• Problem: Reproduce every entry below precisely; do not include the pictures.

(Dataset items)
***

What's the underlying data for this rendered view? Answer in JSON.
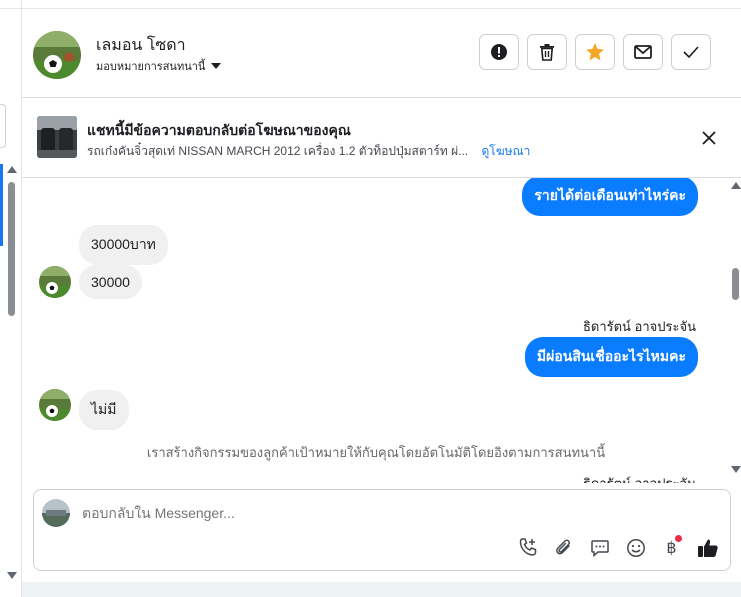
{
  "contact": {
    "name": "เลมอน โซดา",
    "assignment": "มอบหมายการสนทนานี้"
  },
  "header_actions": [
    {
      "name": "report-spam",
      "icon": "exclamation-icon"
    },
    {
      "name": "delete",
      "icon": "trash-icon"
    },
    {
      "name": "star",
      "icon": "star-icon",
      "color": "#f5a623"
    },
    {
      "name": "mark-unread",
      "icon": "envelope-icon"
    },
    {
      "name": "mark-done",
      "icon": "check-icon"
    }
  ],
  "ad_banner": {
    "title": "แชทนี้มีข้อความตอบกลับต่อโฆษณาของคุณ",
    "description": "รถเก๋งคันจิ๋วสุดเท่ NISSAN MARCH 2012 เครื่อง 1.2 ตัวท็อปปุ่มสตาร์ท ผ่...",
    "link": "ดูโฆษณา"
  },
  "messages": {
    "out1": "รายได้ต่อเดือนเท่าไหร่คะ",
    "in1": "30000บาท",
    "in2": "30000",
    "sender": "ธิดารัตน์ อาจประจัน",
    "out2": "มีผ่อนสินเชื่ออะไรไหมคะ",
    "in3": "ไม่มี",
    "system_note": "เราสร้างกิจกรรมของลูกค้าเป้าหมายให้กับคุณโดยอัตโนมัติโดยอิงตามการสนทนานี้",
    "cut_text": "ธิดารัตน์ อาจประจัน"
  },
  "composer": {
    "placeholder": "ตอบกลับใน Messenger...",
    "baht_symbol": "฿"
  },
  "colors": {
    "accent": "#0a7cff",
    "link": "#1877f2",
    "notification": "#f02849"
  }
}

***

• Answer to this exercise:
What's the underlying data for this rendered view? Answer in JSON.
{
  "contact": {
    "name": "เลมอน โซดา",
    "assignment": "มอบหมายการสนทนานี้"
  },
  "header_actions": [
    {
      "name": "report-spam",
      "icon": "exclamation-icon"
    },
    {
      "name": "delete",
      "icon": "trash-icon"
    },
    {
      "name": "star",
      "icon": "star-icon",
      "color": "#f5a623"
    },
    {
      "name": "mark-unread",
      "icon": "envelope-icon"
    },
    {
      "name": "mark-done",
      "icon": "check-icon"
    }
  ],
  "ad_banner": {
    "title": "แชทนี้มีข้อความตอบกลับต่อโฆษณาของคุณ",
    "description": "รถเก๋งคันจิ๋วสุดเท่ NISSAN MARCH 2012 เครื่อง 1.2 ตัวท็อปปุ่มสตาร์ท ผ่...",
    "link": "ดูโฆษณา"
  },
  "messages": {
    "out1": "รายได้ต่อเดือนเท่าไหร่คะ",
    "in1": "30000บาท",
    "in2": "30000",
    "sender": "ธิดารัตน์ อาจประจัน",
    "out2": "มีผ่อนสินเชื่ออะไรไหมคะ",
    "in3": "ไม่มี",
    "system_note": "เราสร้างกิจกรรมของลูกค้าเป้าหมายให้กับคุณโดยอัตโนมัติโดยอิงตามการสนทนานี้",
    "cut_text": "ธิดารัตน์ อาจประจัน"
  },
  "composer": {
    "placeholder": "ตอบกลับใน Messenger...",
    "baht_symbol": "฿"
  },
  "colors": {
    "accent": "#0a7cff",
    "link": "#1877f2",
    "notification": "#f02849"
  }
}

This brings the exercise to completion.